(begin)

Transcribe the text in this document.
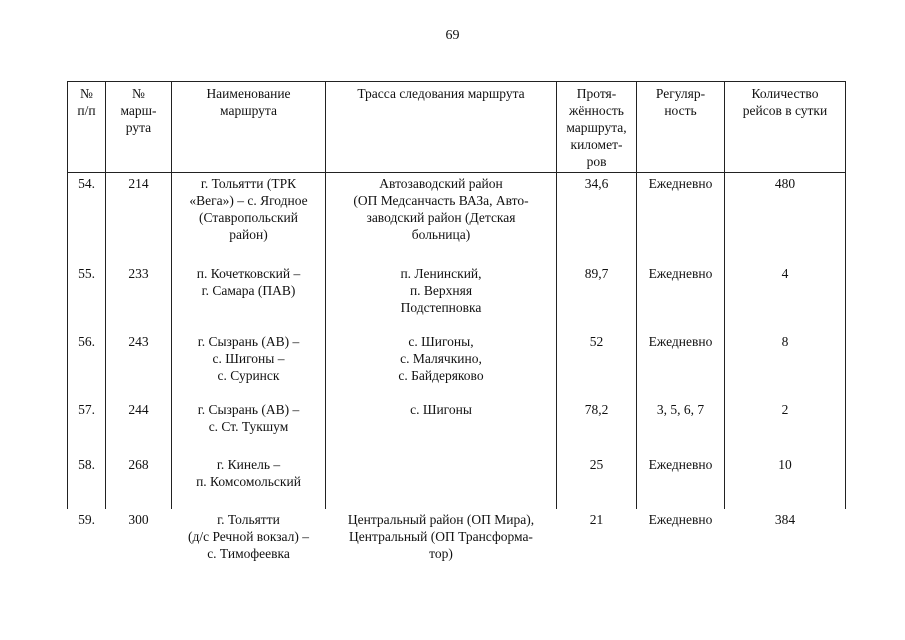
69
№
п/п	№
марш-
рута	Наименование
маршрута	Трасса следования маршрута	Протя-
жённость
маршрута,
километ-
ров	Регуляр-
ность	Количество
рейсов в сутки

54.	214	г. Тольятти (ТРК
«Вега») – с. Ягодное
(Ставропольский
район)	Автозаводский район
(ОП Медсанчасть ВАЗа, Авто-
заводский район (Детская
больница)	34,6	Ежедневно	480
55.	233	п. Кочетковский –
г. Самара (ПАВ)	п. Ленинский,
п. Верхняя
Подстепновка	89,7	Ежедневно	4
56.	243	г. Сызрань (АВ) –
с. Шигоны –
с. Суринск	с. Шигоны,
с. Малячкино,
с. Байдеряково	52	Ежедневно	8
57.	244	г. Сызрань (АВ) –
с. Ст. Тукшум	с. Шигоны	78,2	3, 5, 6, 7	2
58.	268	г. Кинель –
п. Комсомольский		25	Ежедневно	10
59.	300	г. Тольятти
(д/с Речной вокзал) –
с. Тимофеевка	Центральный район (ОП Мира),
Центральный (ОП Трансформа-
тор)	21	Ежедневно	384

(end)

__Exercise directions__: Read the data above and count the lines that include "Ежедневно". Answer only with the count.

__Solution__: 5